— Start Input rows —

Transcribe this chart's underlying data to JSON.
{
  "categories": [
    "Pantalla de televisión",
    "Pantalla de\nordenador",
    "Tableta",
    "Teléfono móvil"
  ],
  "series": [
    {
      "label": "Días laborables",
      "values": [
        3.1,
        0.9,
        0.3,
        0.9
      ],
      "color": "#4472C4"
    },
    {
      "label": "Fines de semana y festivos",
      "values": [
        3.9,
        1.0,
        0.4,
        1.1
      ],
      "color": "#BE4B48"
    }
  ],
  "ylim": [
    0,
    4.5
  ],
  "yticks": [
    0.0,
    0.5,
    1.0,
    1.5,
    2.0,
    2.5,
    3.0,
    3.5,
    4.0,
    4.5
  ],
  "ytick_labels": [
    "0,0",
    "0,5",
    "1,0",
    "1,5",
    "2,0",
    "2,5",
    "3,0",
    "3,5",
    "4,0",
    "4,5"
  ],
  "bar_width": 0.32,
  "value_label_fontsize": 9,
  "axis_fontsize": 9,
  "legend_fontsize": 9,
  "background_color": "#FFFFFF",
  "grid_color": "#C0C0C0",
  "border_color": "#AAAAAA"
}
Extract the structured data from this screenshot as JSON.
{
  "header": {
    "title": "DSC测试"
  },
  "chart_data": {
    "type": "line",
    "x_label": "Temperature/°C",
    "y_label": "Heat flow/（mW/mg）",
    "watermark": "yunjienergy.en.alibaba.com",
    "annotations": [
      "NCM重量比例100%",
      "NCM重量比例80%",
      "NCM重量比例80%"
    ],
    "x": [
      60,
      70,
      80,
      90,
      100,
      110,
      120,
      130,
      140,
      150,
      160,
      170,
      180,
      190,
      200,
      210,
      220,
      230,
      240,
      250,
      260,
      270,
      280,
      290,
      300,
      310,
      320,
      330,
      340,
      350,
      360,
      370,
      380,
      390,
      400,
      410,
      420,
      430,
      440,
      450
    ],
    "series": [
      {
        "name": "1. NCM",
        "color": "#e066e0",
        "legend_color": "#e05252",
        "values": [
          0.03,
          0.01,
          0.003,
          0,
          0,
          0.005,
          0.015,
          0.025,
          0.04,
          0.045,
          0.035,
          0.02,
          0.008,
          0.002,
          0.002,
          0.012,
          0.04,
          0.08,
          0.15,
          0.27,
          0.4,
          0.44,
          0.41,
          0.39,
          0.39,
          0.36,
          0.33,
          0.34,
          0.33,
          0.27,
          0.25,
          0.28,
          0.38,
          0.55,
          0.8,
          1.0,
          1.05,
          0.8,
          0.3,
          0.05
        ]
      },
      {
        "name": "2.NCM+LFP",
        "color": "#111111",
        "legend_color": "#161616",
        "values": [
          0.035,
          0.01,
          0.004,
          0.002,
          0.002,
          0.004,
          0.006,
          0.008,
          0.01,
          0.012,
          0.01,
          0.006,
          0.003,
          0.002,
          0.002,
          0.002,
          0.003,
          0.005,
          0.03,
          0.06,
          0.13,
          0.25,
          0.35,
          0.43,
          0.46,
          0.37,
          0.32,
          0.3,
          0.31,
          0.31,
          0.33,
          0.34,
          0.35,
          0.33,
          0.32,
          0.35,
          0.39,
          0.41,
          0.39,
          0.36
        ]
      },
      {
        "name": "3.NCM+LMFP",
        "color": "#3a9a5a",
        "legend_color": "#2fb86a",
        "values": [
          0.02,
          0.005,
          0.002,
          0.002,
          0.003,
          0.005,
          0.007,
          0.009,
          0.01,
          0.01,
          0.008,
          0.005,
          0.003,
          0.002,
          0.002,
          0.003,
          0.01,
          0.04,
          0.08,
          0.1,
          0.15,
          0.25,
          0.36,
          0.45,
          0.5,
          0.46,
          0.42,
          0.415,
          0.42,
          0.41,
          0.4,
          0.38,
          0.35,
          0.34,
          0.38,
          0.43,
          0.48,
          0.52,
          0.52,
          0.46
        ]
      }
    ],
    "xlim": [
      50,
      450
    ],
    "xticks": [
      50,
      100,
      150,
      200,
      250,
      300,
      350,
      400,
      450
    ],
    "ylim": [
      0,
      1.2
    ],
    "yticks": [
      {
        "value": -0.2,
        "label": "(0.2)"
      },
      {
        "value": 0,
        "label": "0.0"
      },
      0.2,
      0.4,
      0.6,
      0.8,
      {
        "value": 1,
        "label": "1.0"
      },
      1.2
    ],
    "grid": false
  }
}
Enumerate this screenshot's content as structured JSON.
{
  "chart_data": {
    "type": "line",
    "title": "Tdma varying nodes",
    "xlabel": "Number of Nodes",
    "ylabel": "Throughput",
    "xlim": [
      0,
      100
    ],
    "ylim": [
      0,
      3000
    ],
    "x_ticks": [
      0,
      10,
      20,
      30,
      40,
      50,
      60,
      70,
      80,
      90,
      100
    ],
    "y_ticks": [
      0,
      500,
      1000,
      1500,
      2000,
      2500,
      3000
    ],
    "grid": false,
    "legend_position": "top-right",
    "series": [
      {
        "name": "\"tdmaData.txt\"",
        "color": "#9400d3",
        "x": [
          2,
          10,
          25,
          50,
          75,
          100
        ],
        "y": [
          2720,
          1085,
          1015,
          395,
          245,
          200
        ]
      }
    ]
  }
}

— End Input rows —

Copy out every line from the material above in which the word "structured" appears.

Solution to this problem —
Extract the structured data from this screenshot as JSON.
Enumerate this screenshot's content as structured JSON.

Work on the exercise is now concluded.